Page:
________________________________________

Saturday 17 September 2011

Dark Matter - Secrets Revealed

Is this kiss and tell stuff? Nope this is science corner on a Saturday morning. 


You know, scientists are clever people for sure. I mean, without them we wouldn't have such things as the swanking computer I am writing on or the Wi-Fi waves I send to the thing in the wall that sticks it into a wire that sends it to the the web thing that means you can read this. Even though I managed to get a degree in Physics and Chemistry, I wouldn't have a clue how that all works. But it does.

However, I have long had a problem with the stuff that Stephen Hawking and all those boffins go on about. Dark matter and Dark Energy. You don't see much of it in Star Trek and they went a long way into space in the Enterprise. If Scottie, Kirk and the crew never referred to it then it's a fair bet that this stuff doesn't exist, in my book.

Plasma cores, conduits and tractor beams maybe, but not Dark Matter. I mean, I can get my head around the idea that only 4% of the Universe is actually made up of matter. You don't have to be a genius to work that out as we can clearly see there isn't much matter between us and the Moon or the Sun (except a haze of space debris and human urine from the Space Station) and those are big distances without matter in them. The fact that the Universe is still expanding is a conundrum as the theory goes that by now, some 13 billions years after Big Bang, the rate of expansion should have been slowing down at least as the gravitational effect of even that 4% of matter should have started to attract things to one another.

The simple fact that cosmologists couldn't explain this oddity lead to the invention of Dark matter and Dark Energy - so much so that weedy mathematicians got involved and even calculated that, even though you cannot see it, Dark matter constitutes 21% of the Universe. Now, I'm telling you, at the speed the Enterprise was travelling they would have definitely have struck some of it even it they couldn't see it.

________________________________________

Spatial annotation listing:
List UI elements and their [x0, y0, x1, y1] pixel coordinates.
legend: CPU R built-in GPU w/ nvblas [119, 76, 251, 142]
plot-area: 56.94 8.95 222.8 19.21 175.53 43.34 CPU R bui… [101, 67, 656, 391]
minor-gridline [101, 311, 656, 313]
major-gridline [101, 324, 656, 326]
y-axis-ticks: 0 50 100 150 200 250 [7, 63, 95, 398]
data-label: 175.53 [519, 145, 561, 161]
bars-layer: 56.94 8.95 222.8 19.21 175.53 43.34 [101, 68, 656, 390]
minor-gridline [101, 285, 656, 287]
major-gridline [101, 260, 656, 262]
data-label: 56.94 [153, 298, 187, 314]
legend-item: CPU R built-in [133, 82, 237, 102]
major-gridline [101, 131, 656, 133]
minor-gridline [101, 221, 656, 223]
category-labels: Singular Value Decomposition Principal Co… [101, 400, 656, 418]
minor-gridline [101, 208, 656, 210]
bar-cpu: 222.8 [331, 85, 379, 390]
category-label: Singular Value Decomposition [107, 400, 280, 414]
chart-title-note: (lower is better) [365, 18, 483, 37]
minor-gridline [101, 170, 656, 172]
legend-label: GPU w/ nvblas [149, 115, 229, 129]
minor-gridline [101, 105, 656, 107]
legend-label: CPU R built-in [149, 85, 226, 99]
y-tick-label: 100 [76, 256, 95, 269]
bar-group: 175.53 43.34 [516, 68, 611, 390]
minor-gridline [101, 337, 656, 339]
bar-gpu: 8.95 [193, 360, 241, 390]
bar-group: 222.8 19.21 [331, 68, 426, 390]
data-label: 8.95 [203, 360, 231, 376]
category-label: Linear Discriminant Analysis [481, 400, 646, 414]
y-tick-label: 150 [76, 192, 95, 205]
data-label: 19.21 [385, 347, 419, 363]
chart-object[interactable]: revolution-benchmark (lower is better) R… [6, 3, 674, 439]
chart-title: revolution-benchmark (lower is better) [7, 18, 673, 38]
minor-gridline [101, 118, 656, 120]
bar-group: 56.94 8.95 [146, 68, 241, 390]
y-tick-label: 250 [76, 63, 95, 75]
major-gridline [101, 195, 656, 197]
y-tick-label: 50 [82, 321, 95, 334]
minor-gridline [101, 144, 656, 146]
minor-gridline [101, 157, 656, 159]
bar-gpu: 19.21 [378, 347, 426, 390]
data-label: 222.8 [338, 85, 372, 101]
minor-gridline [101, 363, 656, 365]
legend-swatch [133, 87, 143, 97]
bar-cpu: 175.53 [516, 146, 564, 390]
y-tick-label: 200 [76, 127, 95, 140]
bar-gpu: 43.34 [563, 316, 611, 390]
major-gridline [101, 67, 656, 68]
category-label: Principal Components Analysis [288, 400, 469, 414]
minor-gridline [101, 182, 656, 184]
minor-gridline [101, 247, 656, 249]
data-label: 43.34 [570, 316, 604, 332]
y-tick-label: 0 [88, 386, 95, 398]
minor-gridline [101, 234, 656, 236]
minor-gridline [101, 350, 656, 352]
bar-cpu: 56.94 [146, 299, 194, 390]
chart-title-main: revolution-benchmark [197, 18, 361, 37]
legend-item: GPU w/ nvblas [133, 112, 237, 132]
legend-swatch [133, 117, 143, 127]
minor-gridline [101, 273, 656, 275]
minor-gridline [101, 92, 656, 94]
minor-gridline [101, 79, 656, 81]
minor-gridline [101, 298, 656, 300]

________________________________________

Required task 1: Reproduce word for word the part of the dark matter post starting with "Saturday 17 September" and going on through "in my book.".
Required task 2: Quote the listing from its first line through the line containing "legend-item: CPU R", keeping both ends.

Correct result 1:
Saturday 17 September 2011

Dark Matter - Secrets Revealed

Is this kiss and tell stuff? Nope this is science corner on a Saturday morning. 


You know, scientists are clever people for sure. I mean, without them we wouldn't have such things as the swanking computer I am writing on or the Wi-Fi waves I send to the thing in the wall that sticks it into a wire that sends it to the the web thing that means you can read this. Even though I managed to get a degree in Physics and Chemistry, I wouldn't have a clue how that all works. But it does.

However, I have long had a problem with the stuff that Stephen Hawking and all those boffins go on about. Dark matter and Dark Energy. You don't see much of it in Star Trek and they went a long way into space in the Enterprise. If Scottie, Kirk and the crew never referred to it then it's a fair bet that this stuff doesn't exist, in my book.

Correct result 2:
List UI elements and their [x0, y0, x1, y1] pixel coordinates.
legend: CPU R built-in GPU w/ nvblas [119, 76, 251, 142]
plot-area: 56.94 8.95 222.8 19.21 175.53 43.34 CPU R bui… [101, 67, 656, 391]
minor-gridline [101, 311, 656, 313]
major-gridline [101, 324, 656, 326]
y-axis-ticks: 0 50 100 150 200 250 [7, 63, 95, 398]
data-label: 175.53 [519, 145, 561, 161]
bars-layer: 56.94 8.95 222.8 19.21 175.53 43.34 [101, 68, 656, 390]
minor-gridline [101, 285, 656, 287]
major-gridline [101, 260, 656, 262]
data-label: 56.94 [153, 298, 187, 314]
legend-item: CPU R built-in [133, 82, 237, 102]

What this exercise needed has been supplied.